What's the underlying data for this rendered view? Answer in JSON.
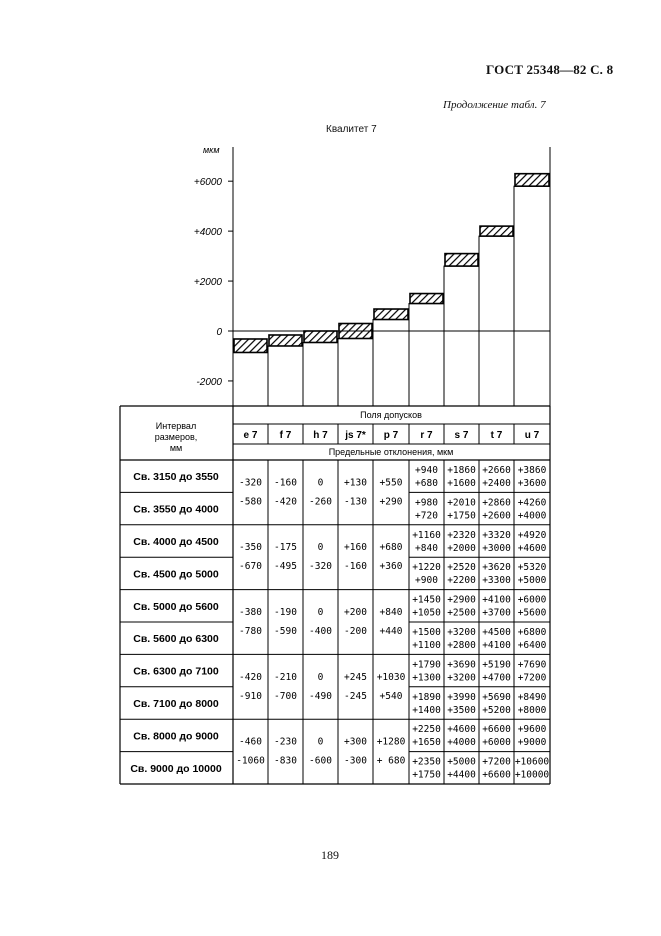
{
  "header": {
    "title": "ГОСТ 25348—82 С. 8",
    "continuation": "Продолжение табл. 7"
  },
  "chart_data": {
    "type": "bar",
    "title": "Квалитет 7",
    "ylabel": "мкм",
    "ylim": [
      -2000,
      7000
    ],
    "ticks": [
      {
        "value": 6000,
        "label": "+6000"
      },
      {
        "value": 4000,
        "label": "+4000"
      },
      {
        "value": 2000,
        "label": "+2000"
      },
      {
        "value": 0,
        "label": "0"
      },
      {
        "value": -2000,
        "label": "-2000"
      }
    ],
    "categories": [
      "e 7",
      "f 7",
      "h 7",
      "js 7*",
      "p 7",
      "r 7",
      "s 7",
      "t 7",
      "u 7"
    ],
    "series": [
      {
        "values_upper": [
          -320,
          -160,
          0,
          300,
          880,
          1500,
          3100,
          4200,
          6300
        ],
        "values_lower": [
          -860,
          -600,
          -460,
          -300,
          460,
          1100,
          2600,
          3800,
          5800
        ]
      }
    ]
  },
  "table": {
    "interval_header": "Интервал размеров, мм",
    "fields_header": "Поля допусков",
    "deviations_header": "Предельные отклонения, мкм",
    "columns": [
      "e 7",
      "f 7",
      "h 7",
      "js 7*",
      "p 7",
      "r 7",
      "s 7",
      "t 7",
      "u 7"
    ],
    "row_labels": [
      "Св. 3150 до 3550",
      "Св. 3550 до 4000",
      "Св. 4000 до 4500",
      "Св. 4500 до 5000",
      "Св. 5000 до 5600",
      "Св. 5600 до 6300",
      "Св. 6300 до 7100",
      "Св. 7100 до 8000",
      "Св. 8000 до 9000",
      "Св. 9000 до 10000"
    ],
    "groups": [
      {
        "shared": [
          [
            "-320",
            "-580"
          ],
          [
            "-160",
            "-420"
          ],
          [
            "0",
            "-260"
          ],
          [
            "+130",
            "-130"
          ],
          [
            "+550",
            "+290"
          ]
        ],
        "split": [
          [
            [
              "+940",
              "+680"
            ],
            [
              "+1860",
              "+1600"
            ],
            [
              "+2660",
              "+2400"
            ],
            [
              "+3860",
              "+3600"
            ]
          ],
          [
            [
              "+980",
              "+720"
            ],
            [
              "+2010",
              "+1750"
            ],
            [
              "+2860",
              "+2600"
            ],
            [
              "+4260",
              "+4000"
            ]
          ]
        ]
      },
      {
        "shared": [
          [
            "-350",
            "-670"
          ],
          [
            "-175",
            "-495"
          ],
          [
            "0",
            "-320"
          ],
          [
            "+160",
            "-160"
          ],
          [
            "+680",
            "+360"
          ]
        ],
        "split": [
          [
            [
              "+1160",
              "+840"
            ],
            [
              "+2320",
              "+2000"
            ],
            [
              "+3320",
              "+3000"
            ],
            [
              "+4920",
              "+4600"
            ]
          ],
          [
            [
              "+1220",
              "+900"
            ],
            [
              "+2520",
              "+2200"
            ],
            [
              "+3620",
              "+3300"
            ],
            [
              "+5320",
              "+5000"
            ]
          ]
        ]
      },
      {
        "shared": [
          [
            "-380",
            "-780"
          ],
          [
            "-190",
            "-590"
          ],
          [
            "0",
            "-400"
          ],
          [
            "+200",
            "-200"
          ],
          [
            "+840",
            "+440"
          ]
        ],
        "split": [
          [
            [
              "+1450",
              "+1050"
            ],
            [
              "+2900",
              "+2500"
            ],
            [
              "+4100",
              "+3700"
            ],
            [
              "+6000",
              "+5600"
            ]
          ],
          [
            [
              "+1500",
              "+1100"
            ],
            [
              "+3200",
              "+2800"
            ],
            [
              "+4500",
              "+4100"
            ],
            [
              "+6800",
              "+6400"
            ]
          ]
        ]
      },
      {
        "shared": [
          [
            "-420",
            "-910"
          ],
          [
            "-210",
            "-700"
          ],
          [
            "0",
            "-490"
          ],
          [
            "+245",
            "-245"
          ],
          [
            "+1030",
            "+540"
          ]
        ],
        "split": [
          [
            [
              "+1790",
              "+1300"
            ],
            [
              "+3690",
              "+3200"
            ],
            [
              "+5190",
              "+4700"
            ],
            [
              "+7690",
              "+7200"
            ]
          ],
          [
            [
              "+1890",
              "+1400"
            ],
            [
              "+3990",
              "+3500"
            ],
            [
              "+5690",
              "+5200"
            ],
            [
              "+8490",
              "+8000"
            ]
          ]
        ]
      },
      {
        "shared": [
          [
            "-460",
            "-1060"
          ],
          [
            "-230",
            "-830"
          ],
          [
            "0",
            "-600"
          ],
          [
            "+300",
            "-300"
          ],
          [
            "+1280",
            "+ 680"
          ]
        ],
        "split": [
          [
            [
              "+2250",
              "+1650"
            ],
            [
              "+4600",
              "+4000"
            ],
            [
              "+6600",
              "+6000"
            ],
            [
              "+9600",
              "+9000"
            ]
          ],
          [
            [
              "+2350",
              "+1750"
            ],
            [
              "+5000",
              "+4400"
            ],
            [
              "+7200",
              "+6600"
            ],
            [
              "+10600",
              "+10000"
            ]
          ]
        ]
      }
    ]
  },
  "footer": {
    "page_number": "189"
  }
}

________________________

Short exercise:
Tell how many lines of the material above hold "title", answering with a bare number.

Exercise output:
2